Write out the full listing exactly as given, minus the images.

++++ Source records

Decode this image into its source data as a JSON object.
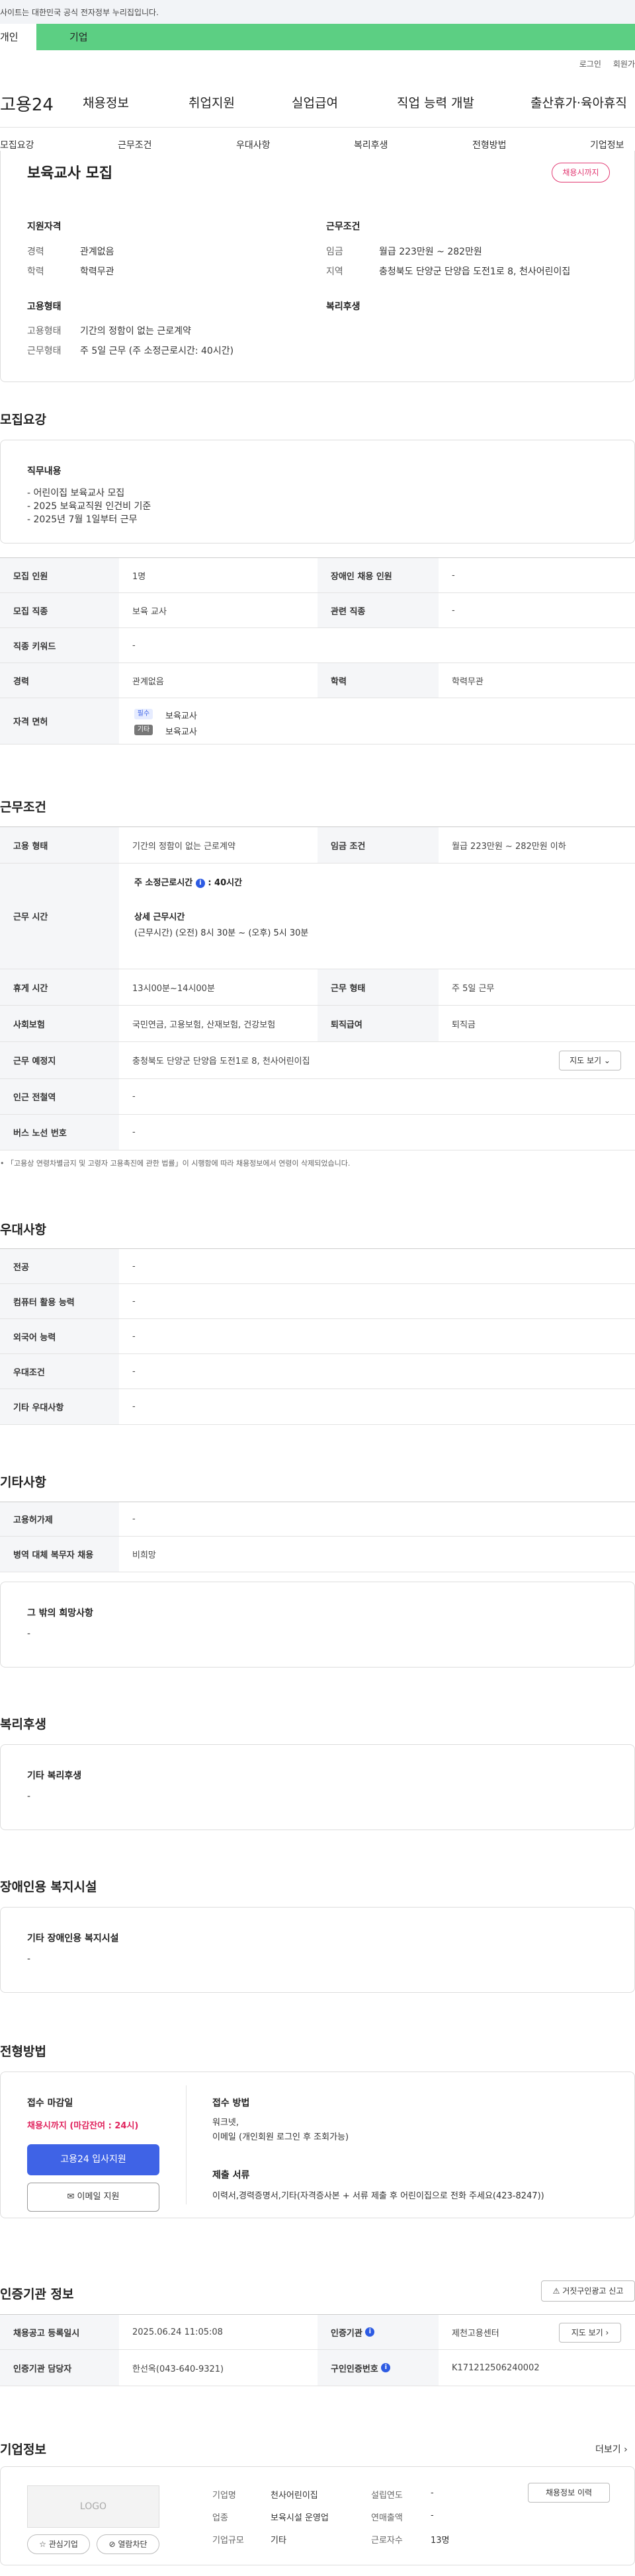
{
  "gov_banner": {
    "text": "사이트는 대한민국 공식 전자정부 누리집입니다."
  },
  "user_tabs": {
    "personal": "개인",
    "company": "기업"
  },
  "util": {
    "login": "로그인",
    "join": "회원가"
  },
  "brand": {
    "logo_text": "고용24"
  },
  "gnb": [
    "채용정보",
    "취업지원",
    "실업급여",
    "직업 능력 개발",
    "출산휴가·육아휴직"
  ],
  "lnb": [
    "모집요강",
    "근무조건",
    "우대사항",
    "복리후생",
    "전형방법",
    "기업정보"
  ],
  "summary": {
    "title": "보육교사 모집",
    "badge": "채용시까지",
    "qual_title": "지원자격",
    "career_label": "경력",
    "career": "관계없음",
    "edu_label": "학력",
    "edu": "학력무관",
    "cond_title": "근무조건",
    "wage_label": "임금",
    "wage": "월급 223만원 ~ 282만원",
    "area_label": "지역",
    "area": "충청북도 단양군 단양읍 도전1로 8, 천사어린이집",
    "emp_title": "고용형태",
    "emp_label": "고용형태",
    "emp": "기간의 정함이 없는 근로계약",
    "work_label": "근무형태",
    "work": "주 5일 근무 (주 소정근로시간: 40시간)",
    "welfare_title": "복리후생"
  },
  "recruit": {
    "heading": "모집요강",
    "duty_title": "직무내용",
    "duty_lines": [
      "- 어린이집 보육교사 모집",
      "- 2025 보육교직원 인건비 기준",
      "- 2025년 7월 1일부터 근무"
    ],
    "count_label": "모집 인원",
    "count": "1명",
    "disabled_label": "장애인 채용 인원",
    "disabled": "-",
    "job_label": "모집 직종",
    "job": "보육 교사",
    "related_label": "관련 직종",
    "related": "-",
    "keyword_label": "직종 키워드",
    "keyword": "-",
    "career_label": "경력",
    "career": "관계없음",
    "edu_label": "학력",
    "edu": "학력무관",
    "license_label": "자격 면허",
    "req_badge": "필수",
    "req_license": "보육교사",
    "etc_badge": "기타",
    "etc_license": "보육교사"
  },
  "conditions": {
    "heading": "근무조건",
    "emp_label": "고용 형태",
    "emp": "기간의 정함이 없는 근로계약",
    "wage_label": "임금 조건",
    "wage": "월급 223만원 ~ 282만원 이하",
    "time_label": "근무 시간",
    "weekly": "주 소정근로시간",
    "weekly_val": ": 40시간",
    "detail_title": "상세 근무시간",
    "detail": "(근무시간) (오전) 8시 30분 ~ (오후) 5시 30분",
    "break_label": "휴게 시간",
    "break": "13시00분~14시00분",
    "type_label": "근무 형태",
    "type": "주 5일 근무",
    "ins_label": "사회보험",
    "ins": "국민연금, 고용보험, 산재보험, 건강보험",
    "sev_label": "퇴직급여",
    "sev": "퇴직금",
    "place_label": "근무 예정지",
    "place": "충청북도 단양군 단양읍 도전1로 8, 천사어린이집",
    "map_btn": "지도 보기",
    "station_label": "인근 전철역",
    "station": "-",
    "bus_label": "버스 노선 번호",
    "bus": "-",
    "note": "「고용상 연령차별금지 및 고령자 고용촉진에 관한 법률」이 시행함에 따라 채용정보에서 연령이 삭제되었습니다."
  },
  "preferences": {
    "heading": "우대사항",
    "rows": [
      {
        "label": "전공",
        "value": "-"
      },
      {
        "label": "컴퓨터 활용 능력",
        "value": "-"
      },
      {
        "label": "외국어 능력",
        "value": "-"
      },
      {
        "label": "우대조건",
        "value": "-"
      },
      {
        "label": "기타 우대사항",
        "value": "-"
      }
    ]
  },
  "etc": {
    "heading": "기타사항",
    "rows": [
      {
        "label": "고용허가제",
        "value": "-"
      },
      {
        "label": "병역 대체 복무자 채용",
        "value": "비희망"
      }
    ],
    "hope_title": "그 밖의 희망사항",
    "hope": "-"
  },
  "welfare": {
    "heading": "복리후생",
    "title": "기타 복리후생",
    "value": "-"
  },
  "facility": {
    "heading": "장애인용 복지시설",
    "title": "기타 장애인용 복지시설",
    "value": "-"
  },
  "process": {
    "heading": "전형방법",
    "deadline_title": "접수 마감일",
    "deadline": "채용시까지 (마감잔여 : 24시)",
    "apply_btn": "고용24 입사지원",
    "email_btn": "이메일 지원",
    "method_title": "접수 방법",
    "method_lines": [
      "워크넷,",
      "이메일 (개인회원 로그인 후 조회가능)"
    ],
    "docs_title": "제출 서류",
    "docs": "이력서,경력증명서,기타(자격증사본 + 서류 제출 후 어린이집으로 전화 주세요(423-8247))"
  },
  "agency": {
    "heading": "인증기관 정보",
    "report_btn": "거짓구인광고 신고",
    "date_label": "채용공고 등록일시",
    "date": "2025.06.24 11:05:08",
    "org_label": "인증기관",
    "org": "제천고용센터",
    "map_btn": "지도 보기",
    "staff_label": "인증기관 담당자",
    "staff": "한선옥(043-640-9321)",
    "no_label": "구인인증번호",
    "no": "K171212506240002"
  },
  "company": {
    "heading": "기업정보",
    "more": "더보기",
    "logo": "LOGO",
    "fav_btn": "관심기업",
    "block_btn": "열람차단",
    "name_label": "기업명",
    "name": "천사어린이집",
    "est_label": "설립연도",
    "est": "-",
    "hist_btn": "채용정보 이력",
    "ind_label": "업종",
    "ind": "보육시설 운영업",
    "sales_label": "연매출액",
    "sales": "-",
    "size_label": "기업규모",
    "size": "기타",
    "emp_label": "근로자수",
    "emp": "13명"
  },
  "colors": {
    "green": "#5ccf83",
    "blue": "#3f63e6",
    "red": "#e0245e",
    "pink": "#e23a73"
  }
}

++++++++

### [Written response]
Decode this image into its source data as a JSON object.
{
  "gov_banner": {
    "text": "사이트는 대한민국 공식 전자정부 누리집입니다."
  },
  "user_tabs": {
    "personal": "개인",
    "company": "기업"
  },
  "util": {
    "login": "로그인",
    "join": "회원가"
  },
  "brand": {
    "logo_text": "고용24"
  },
  "gnb": [
    "채용정보",
    "취업지원",
    "실업급여",
    "직업 능력 개발",
    "출산휴가·육아휴직"
  ],
  "lnb": [
    "모집요강",
    "근무조건",
    "우대사항",
    "복리후생",
    "전형방법",
    "기업정보"
  ],
  "summary": {
    "title": "보육교사 모집",
    "badge": "채용시까지",
    "qual_title": "지원자격",
    "career_label": "경력",
    "career": "관계없음",
    "edu_label": "학력",
    "edu": "학력무관",
    "cond_title": "근무조건",
    "wage_label": "임금",
    "wage": "월급 223만원 ~ 282만원",
    "area_label": "지역",
    "area": "충청북도 단양군 단양읍 도전1로 8, 천사어린이집",
    "emp_title": "고용형태",
    "emp_label": "고용형태",
    "emp": "기간의 정함이 없는 근로계약",
    "work_label": "근무형태",
    "work": "주 5일 근무 (주 소정근로시간: 40시간)",
    "welfare_title": "복리후생"
  },
  "recruit": {
    "heading": "모집요강",
    "duty_title": "직무내용",
    "duty_lines": [
      "- 어린이집 보육교사 모집",
      "- 2025 보육교직원 인건비 기준",
      "- 2025년 7월 1일부터 근무"
    ],
    "count_label": "모집 인원",
    "count": "1명",
    "disabled_label": "장애인 채용 인원",
    "disabled": "-",
    "job_label": "모집 직종",
    "job": "보육 교사",
    "related_label": "관련 직종",
    "related": "-",
    "keyword_label": "직종 키워드",
    "keyword": "-",
    "career_label": "경력",
    "career": "관계없음",
    "edu_label": "학력",
    "edu": "학력무관",
    "license_label": "자격 면허",
    "req_badge": "필수",
    "req_license": "보육교사",
    "etc_badge": "기타",
    "etc_license": "보육교사"
  },
  "conditions": {
    "heading": "근무조건",
    "emp_label": "고용 형태",
    "emp": "기간의 정함이 없는 근로계약",
    "wage_label": "임금 조건",
    "wage": "월급 223만원 ~ 282만원 이하",
    "time_label": "근무 시간",
    "weekly": "주 소정근로시간",
    "weekly_val": ": 40시간",
    "detail_title": "상세 근무시간",
    "detail": "(근무시간) (오전) 8시 30분 ~ (오후) 5시 30분",
    "break_label": "휴게 시간",
    "break": "13시00분~14시00분",
    "type_label": "근무 형태",
    "type": "주 5일 근무",
    "ins_label": "사회보험",
    "ins": "국민연금, 고용보험, 산재보험, 건강보험",
    "sev_label": "퇴직급여",
    "sev": "퇴직금",
    "place_label": "근무 예정지",
    "place": "충청북도 단양군 단양읍 도전1로 8, 천사어린이집",
    "map_btn": "지도 보기",
    "station_label": "인근 전철역",
    "station": "-",
    "bus_label": "버스 노선 번호",
    "bus": "-",
    "note": "「고용상 연령차별금지 및 고령자 고용촉진에 관한 법률」이 시행함에 따라 채용정보에서 연령이 삭제되었습니다."
  },
  "preferences": {
    "heading": "우대사항",
    "rows": [
      {
        "label": "전공",
        "value": "-"
      },
      {
        "label": "컴퓨터 활용 능력",
        "value": "-"
      },
      {
        "label": "외국어 능력",
        "value": "-"
      },
      {
        "label": "우대조건",
        "value": "-"
      },
      {
        "label": "기타 우대사항",
        "value": "-"
      }
    ]
  },
  "etc": {
    "heading": "기타사항",
    "rows": [
      {
        "label": "고용허가제",
        "value": "-"
      },
      {
        "label": "병역 대체 복무자 채용",
        "value": "비희망"
      }
    ],
    "hope_title": "그 밖의 희망사항",
    "hope": "-"
  },
  "welfare": {
    "heading": "복리후생",
    "title": "기타 복리후생",
    "value": "-"
  },
  "facility": {
    "heading": "장애인용 복지시설",
    "title": "기타 장애인용 복지시설",
    "value": "-"
  },
  "process": {
    "heading": "전형방법",
    "deadline_title": "접수 마감일",
    "deadline": "채용시까지 (마감잔여 : 24시)",
    "apply_btn": "고용24 입사지원",
    "email_btn": "이메일 지원",
    "method_title": "접수 방법",
    "method_lines": [
      "워크넷,",
      "이메일 (개인회원 로그인 후 조회가능)"
    ],
    "docs_title": "제출 서류",
    "docs": "이력서,경력증명서,기타(자격증사본 + 서류 제출 후 어린이집으로 전화 주세요(423-8247))"
  },
  "agency": {
    "heading": "인증기관 정보",
    "report_btn": "거짓구인광고 신고",
    "date_label": "채용공고 등록일시",
    "date": "2025.06.24 11:05:08",
    "org_label": "인증기관",
    "org": "제천고용센터",
    "map_btn": "지도 보기",
    "staff_label": "인증기관 담당자",
    "staff": "한선옥(043-640-9321)",
    "no_label": "구인인증번호",
    "no": "K171212506240002"
  },
  "company": {
    "heading": "기업정보",
    "more": "더보기",
    "logo": "LOGO",
    "fav_btn": "관심기업",
    "block_btn": "열람차단",
    "name_label": "기업명",
    "name": "천사어린이집",
    "est_label": "설립연도",
    "est": "-",
    "hist_btn": "채용정보 이력",
    "ind_label": "업종",
    "ind": "보육시설 운영업",
    "sales_label": "연매출액",
    "sales": "-",
    "size_label": "기업규모",
    "size": "기타",
    "emp_label": "근로자수",
    "emp": "13명"
  },
  "colors": {
    "green": "#5ccf83",
    "blue": "#3f63e6",
    "red": "#e0245e",
    "pink": "#e23a73"
  }
}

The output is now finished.